— Stated problem —
Find every line in the records below that holds the word "this", and copy it out.

Collected data entries
* BEGIN *

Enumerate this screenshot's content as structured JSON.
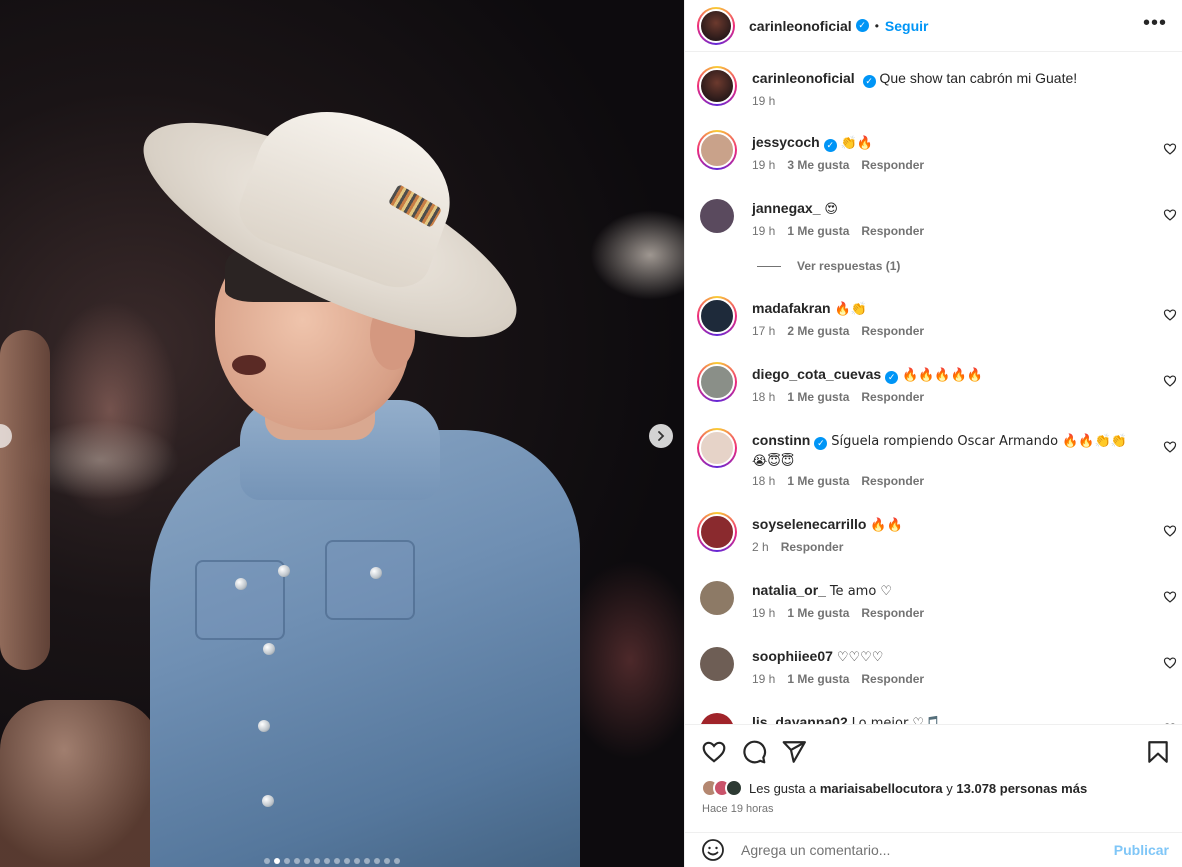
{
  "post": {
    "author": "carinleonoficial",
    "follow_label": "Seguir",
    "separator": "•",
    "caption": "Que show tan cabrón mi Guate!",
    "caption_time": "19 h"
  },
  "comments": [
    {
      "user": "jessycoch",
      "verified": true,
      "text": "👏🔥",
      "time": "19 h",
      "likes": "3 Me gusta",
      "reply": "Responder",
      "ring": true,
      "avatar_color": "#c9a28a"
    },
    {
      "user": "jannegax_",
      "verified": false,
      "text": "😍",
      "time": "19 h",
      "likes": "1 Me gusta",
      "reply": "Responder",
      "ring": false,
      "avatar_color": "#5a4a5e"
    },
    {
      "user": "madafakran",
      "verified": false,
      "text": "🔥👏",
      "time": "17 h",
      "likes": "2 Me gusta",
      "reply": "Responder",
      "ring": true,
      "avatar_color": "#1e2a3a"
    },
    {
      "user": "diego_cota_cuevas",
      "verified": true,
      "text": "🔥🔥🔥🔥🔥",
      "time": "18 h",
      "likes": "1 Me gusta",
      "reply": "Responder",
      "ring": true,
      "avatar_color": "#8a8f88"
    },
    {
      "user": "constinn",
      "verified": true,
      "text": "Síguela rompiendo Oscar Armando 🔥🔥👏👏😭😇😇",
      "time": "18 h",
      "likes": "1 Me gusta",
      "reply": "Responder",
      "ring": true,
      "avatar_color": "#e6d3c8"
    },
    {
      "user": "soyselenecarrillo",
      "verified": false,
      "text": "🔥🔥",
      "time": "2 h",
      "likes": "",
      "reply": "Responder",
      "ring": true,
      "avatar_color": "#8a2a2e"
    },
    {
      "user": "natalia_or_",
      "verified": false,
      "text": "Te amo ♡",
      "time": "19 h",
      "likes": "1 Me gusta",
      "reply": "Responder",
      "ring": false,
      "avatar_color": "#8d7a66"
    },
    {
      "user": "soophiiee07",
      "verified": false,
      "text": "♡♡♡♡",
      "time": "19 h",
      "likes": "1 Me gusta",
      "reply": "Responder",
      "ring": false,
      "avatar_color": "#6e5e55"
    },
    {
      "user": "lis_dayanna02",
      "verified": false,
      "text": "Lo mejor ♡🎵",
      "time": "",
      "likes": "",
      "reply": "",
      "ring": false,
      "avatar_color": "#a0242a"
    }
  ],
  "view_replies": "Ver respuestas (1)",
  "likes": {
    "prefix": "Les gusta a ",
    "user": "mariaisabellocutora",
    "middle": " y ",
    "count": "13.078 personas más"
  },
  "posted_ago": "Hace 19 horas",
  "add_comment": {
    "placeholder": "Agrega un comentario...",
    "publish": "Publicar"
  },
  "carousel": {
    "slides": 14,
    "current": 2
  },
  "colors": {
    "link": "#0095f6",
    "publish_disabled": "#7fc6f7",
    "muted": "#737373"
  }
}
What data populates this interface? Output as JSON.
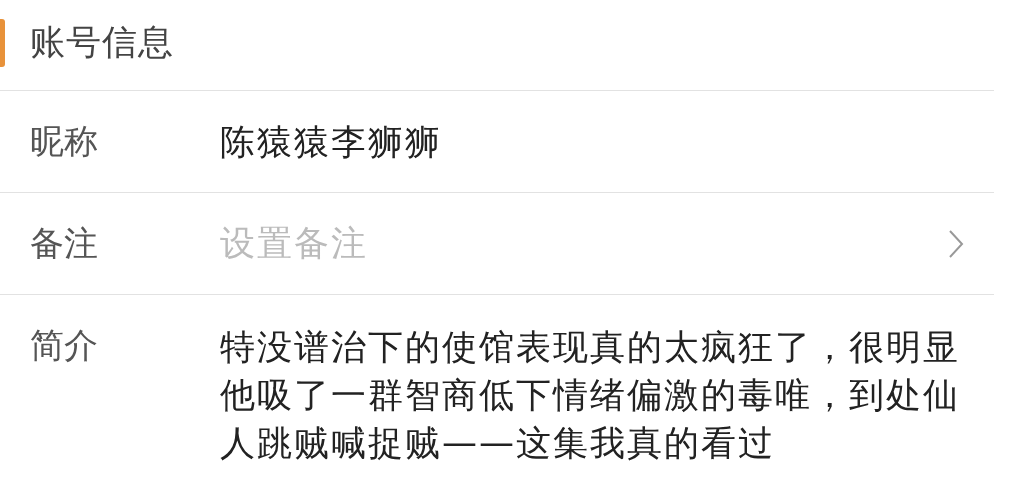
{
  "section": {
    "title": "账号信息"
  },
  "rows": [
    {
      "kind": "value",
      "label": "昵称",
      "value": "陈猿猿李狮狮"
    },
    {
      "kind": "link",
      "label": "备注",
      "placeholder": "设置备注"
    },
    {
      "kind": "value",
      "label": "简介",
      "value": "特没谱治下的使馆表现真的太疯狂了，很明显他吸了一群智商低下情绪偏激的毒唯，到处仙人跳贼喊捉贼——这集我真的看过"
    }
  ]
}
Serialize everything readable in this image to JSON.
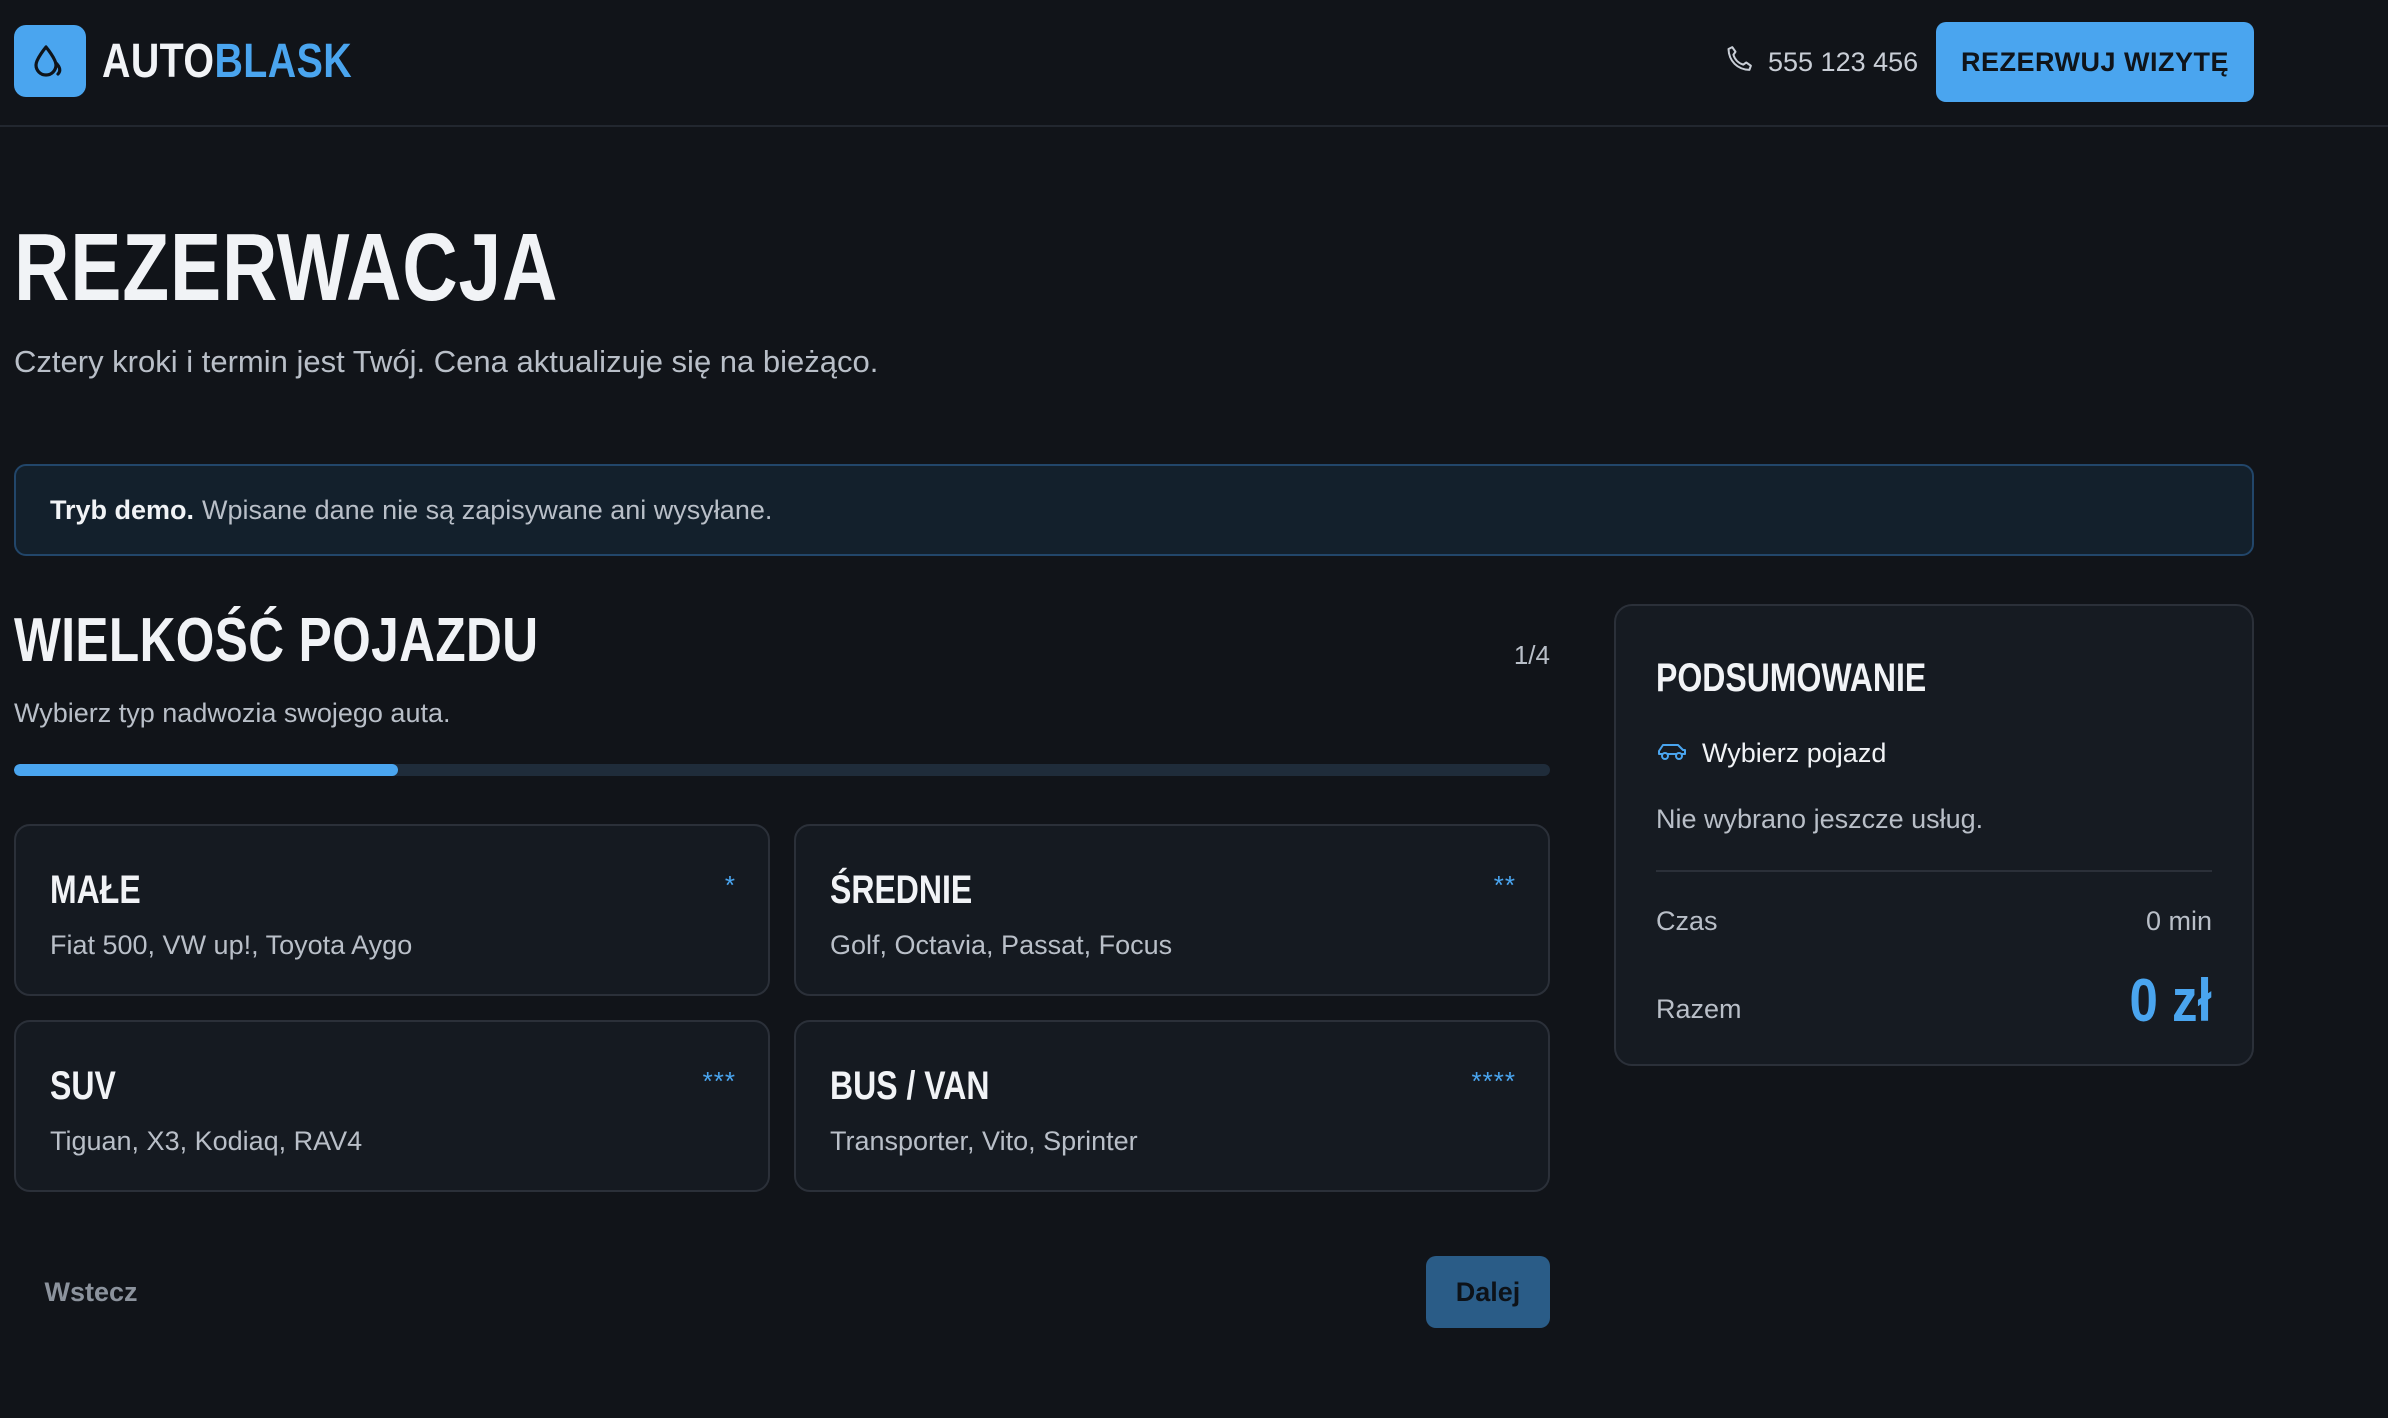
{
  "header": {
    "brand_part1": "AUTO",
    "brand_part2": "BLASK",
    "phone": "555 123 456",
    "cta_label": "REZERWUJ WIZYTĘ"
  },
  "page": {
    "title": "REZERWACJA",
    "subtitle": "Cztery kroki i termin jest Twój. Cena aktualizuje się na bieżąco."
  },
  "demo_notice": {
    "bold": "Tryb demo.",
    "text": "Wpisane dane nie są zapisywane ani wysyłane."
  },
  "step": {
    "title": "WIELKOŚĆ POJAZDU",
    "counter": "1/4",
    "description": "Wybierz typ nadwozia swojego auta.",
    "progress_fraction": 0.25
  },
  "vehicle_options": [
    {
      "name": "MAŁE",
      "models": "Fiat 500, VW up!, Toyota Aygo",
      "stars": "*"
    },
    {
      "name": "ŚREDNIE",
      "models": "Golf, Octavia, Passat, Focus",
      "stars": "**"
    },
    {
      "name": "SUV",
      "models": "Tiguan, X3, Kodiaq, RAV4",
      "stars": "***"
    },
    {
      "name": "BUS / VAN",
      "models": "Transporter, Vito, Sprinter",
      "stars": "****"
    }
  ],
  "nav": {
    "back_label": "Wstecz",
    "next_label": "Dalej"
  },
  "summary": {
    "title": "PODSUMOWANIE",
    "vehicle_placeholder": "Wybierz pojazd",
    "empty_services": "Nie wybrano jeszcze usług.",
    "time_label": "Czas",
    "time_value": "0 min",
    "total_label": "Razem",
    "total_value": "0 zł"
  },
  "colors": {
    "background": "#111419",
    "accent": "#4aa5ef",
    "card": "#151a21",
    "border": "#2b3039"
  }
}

* END *

— Solution below —
Enumerate this screenshot's content as structured JSON.
What data populates this interface? Output as JSON.
Serialize everything readable in this image to JSON.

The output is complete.